**Task description:**
From the listing that follows, extract every line and set it down unaltered.

======== Extracted data ========

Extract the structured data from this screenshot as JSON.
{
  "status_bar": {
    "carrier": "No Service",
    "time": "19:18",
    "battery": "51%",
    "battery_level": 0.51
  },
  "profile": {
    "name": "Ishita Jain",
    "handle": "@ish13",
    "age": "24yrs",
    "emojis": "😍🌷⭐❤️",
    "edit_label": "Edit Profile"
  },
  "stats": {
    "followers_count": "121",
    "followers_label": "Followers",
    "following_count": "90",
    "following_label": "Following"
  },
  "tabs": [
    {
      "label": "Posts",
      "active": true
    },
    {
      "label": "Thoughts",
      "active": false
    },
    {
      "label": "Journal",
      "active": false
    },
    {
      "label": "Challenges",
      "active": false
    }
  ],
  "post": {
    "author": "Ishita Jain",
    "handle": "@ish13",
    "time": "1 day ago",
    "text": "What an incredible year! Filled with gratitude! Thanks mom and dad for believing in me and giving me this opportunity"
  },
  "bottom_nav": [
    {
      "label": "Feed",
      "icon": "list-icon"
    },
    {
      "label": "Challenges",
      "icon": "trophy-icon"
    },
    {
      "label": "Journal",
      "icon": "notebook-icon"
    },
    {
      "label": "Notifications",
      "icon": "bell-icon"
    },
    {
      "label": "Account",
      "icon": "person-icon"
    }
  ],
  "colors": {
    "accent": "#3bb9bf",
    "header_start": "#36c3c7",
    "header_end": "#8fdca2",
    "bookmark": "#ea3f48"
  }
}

========

**Task response:**
Extract the structured data from this screenshot as JSON.
{
  "status_bar": {
    "carrier": "No Service",
    "time": "19:18",
    "battery": "51%",
    "battery_level": 0.51
  },
  "profile": {
    "name": "Ishita Jain",
    "handle": "@ish13",
    "age": "24yrs",
    "emojis": "😍🌷⭐❤️",
    "edit_label": "Edit Profile"
  },
  "stats": {
    "followers_count": "121",
    "followers_label": "Followers",
    "following_count": "90",
    "following_label": "Following"
  },
  "tabs": [
    {
      "label": "Posts",
      "active": true
    },
    {
      "label": "Thoughts",
      "active": false
    },
    {
      "label": "Journal",
      "active": false
    },
    {
      "label": "Challenges",
      "active": false
    }
  ],
  "post": {
    "author": "Ishita Jain",
    "handle": "@ish13",
    "time": "1 day ago",
    "text": "What an incredible year! Filled with gratitude! Thanks mom and dad for believing in me and giving me this opportunity"
  },
  "bottom_nav": [
    {
      "label": "Feed",
      "icon": "list-icon"
    },
    {
      "label": "Challenges",
      "icon": "trophy-icon"
    },
    {
      "label": "Journal",
      "icon": "notebook-icon"
    },
    {
      "label": "Notifications",
      "icon": "bell-icon"
    },
    {
      "label": "Account",
      "icon": "person-icon"
    }
  ],
  "colors": {
    "accent": "#3bb9bf",
    "header_start": "#36c3c7",
    "header_end": "#8fdca2",
    "bookmark": "#ea3f48"
  }
}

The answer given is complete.